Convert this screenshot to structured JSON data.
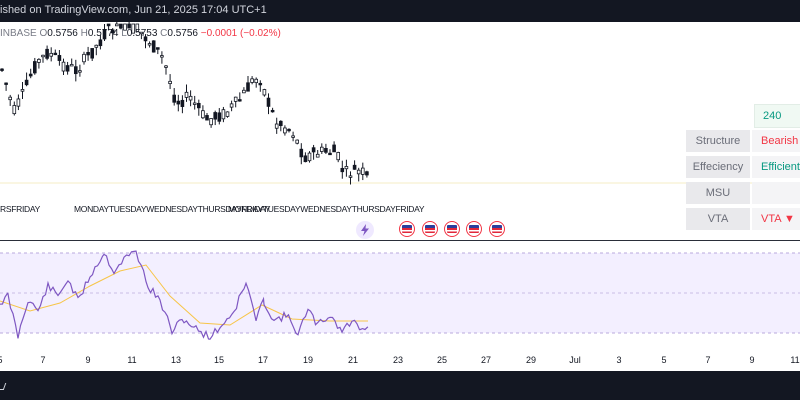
{
  "header": {
    "published_text": "ished on TradingView.com, Jun 21, 2025 17:04 UTC+1"
  },
  "ohlc": {
    "symbol_fragment": "INBASE",
    "o_label": "O",
    "o_value": "0.5756",
    "h_label": "H",
    "h_value": "0.5774",
    "l_label": "L",
    "l_value": "0.5753",
    "c_label": "C",
    "c_value": "0.5756",
    "change": "−0.0001 (−0.02%)"
  },
  "session_labels": [
    "RSFRIDAY",
    "MONDAYTUESDAYWEDNESDAYTHURSDAYFRIDAY",
    "MONDAYTUESDAYWEDNESDAYTHURSDAYFRIDAY"
  ],
  "events": {
    "count_flags": 5,
    "flag_icon": "us-flag-icon",
    "bolt_icon": "lightning-bolt-icon"
  },
  "indicator_panel": {
    "top_badge": "240",
    "rows": [
      {
        "label": "Structure",
        "value": "Bearish",
        "color": "#f23645"
      },
      {
        "label": "Effeciency",
        "value": "Efficient",
        "color": "#089981"
      },
      {
        "label": "MSU",
        "value": "",
        "color": "#131722"
      },
      {
        "label": "VTA",
        "value": "VTA ▼",
        "color": "#f23645"
      }
    ]
  },
  "time_axis": [
    "5",
    "7",
    "9",
    "11",
    "13",
    "15",
    "17",
    "19",
    "21",
    "23",
    "25",
    "27",
    "29",
    "Jul",
    "3",
    "5",
    "7",
    "9",
    "11"
  ],
  "colors": {
    "up": "#131722",
    "down": "#131722",
    "rsi_line": "#7e57c2",
    "rsi_ma": "#f7c548",
    "rsi_band": "#7e57c2"
  }
}
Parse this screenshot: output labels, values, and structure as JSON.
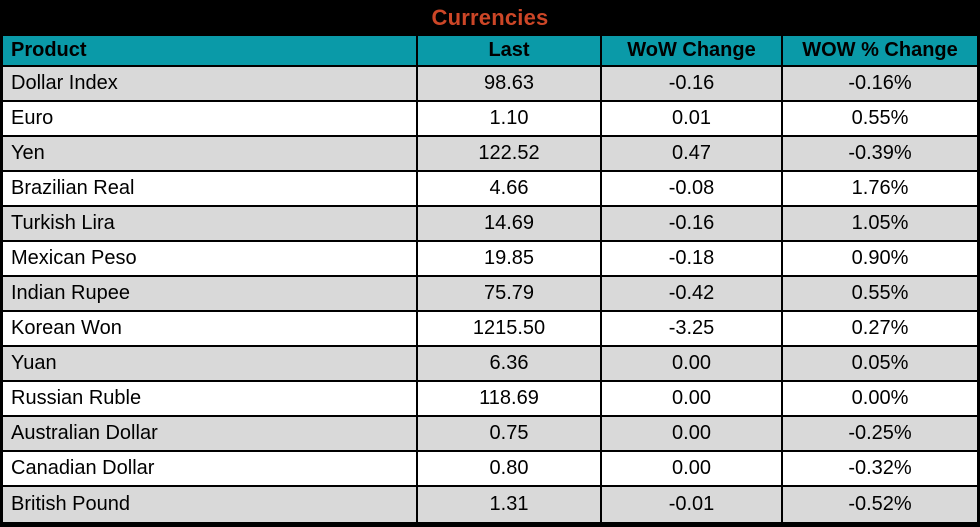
{
  "colors": {
    "title_text": "#cc4627",
    "header_bg": "#0a9aa8",
    "row_alt_bg": "#d9d9d9",
    "row_bg": "#ffffff",
    "border": "#000000"
  },
  "chart_data": {
    "type": "table",
    "title": "Currencies",
    "columns": [
      "Product",
      "Last",
      "WoW Change",
      "WOW % Change"
    ],
    "rows": [
      {
        "product": "Dollar Index",
        "last": "98.63",
        "wow_change": "-0.16",
        "wow_pct_change": "-0.16%"
      },
      {
        "product": "Euro",
        "last": "1.10",
        "wow_change": "0.01",
        "wow_pct_change": "0.55%"
      },
      {
        "product": "Yen",
        "last": "122.52",
        "wow_change": "0.47",
        "wow_pct_change": "-0.39%"
      },
      {
        "product": "Brazilian Real",
        "last": "4.66",
        "wow_change": "-0.08",
        "wow_pct_change": "1.76%"
      },
      {
        "product": "Turkish Lira",
        "last": "14.69",
        "wow_change": "-0.16",
        "wow_pct_change": "1.05%"
      },
      {
        "product": "Mexican Peso",
        "last": "19.85",
        "wow_change": "-0.18",
        "wow_pct_change": "0.90%"
      },
      {
        "product": "Indian Rupee",
        "last": "75.79",
        "wow_change": "-0.42",
        "wow_pct_change": "0.55%"
      },
      {
        "product": "Korean Won",
        "last": "1215.50",
        "wow_change": "-3.25",
        "wow_pct_change": "0.27%"
      },
      {
        "product": "Yuan",
        "last": "6.36",
        "wow_change": "0.00",
        "wow_pct_change": "0.05%"
      },
      {
        "product": "Russian Ruble",
        "last": "118.69",
        "wow_change": "0.00",
        "wow_pct_change": "0.00%"
      },
      {
        "product": "Australian Dollar",
        "last": "0.75",
        "wow_change": "0.00",
        "wow_pct_change": "-0.25%"
      },
      {
        "product": "Canadian Dollar",
        "last": "0.80",
        "wow_change": "0.00",
        "wow_pct_change": "-0.32%"
      },
      {
        "product": "British Pound",
        "last": "1.31",
        "wow_change": "-0.01",
        "wow_pct_change": "-0.52%"
      }
    ]
  }
}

━━━━━━

→ **Problem description**:
Identify the lines that hold the word "Dollar". Copy every one of them.

→ **Full output**:
        "product": "Dollar Index",
        "product": "Australian Dollar",
        "product": "Canadian Dollar",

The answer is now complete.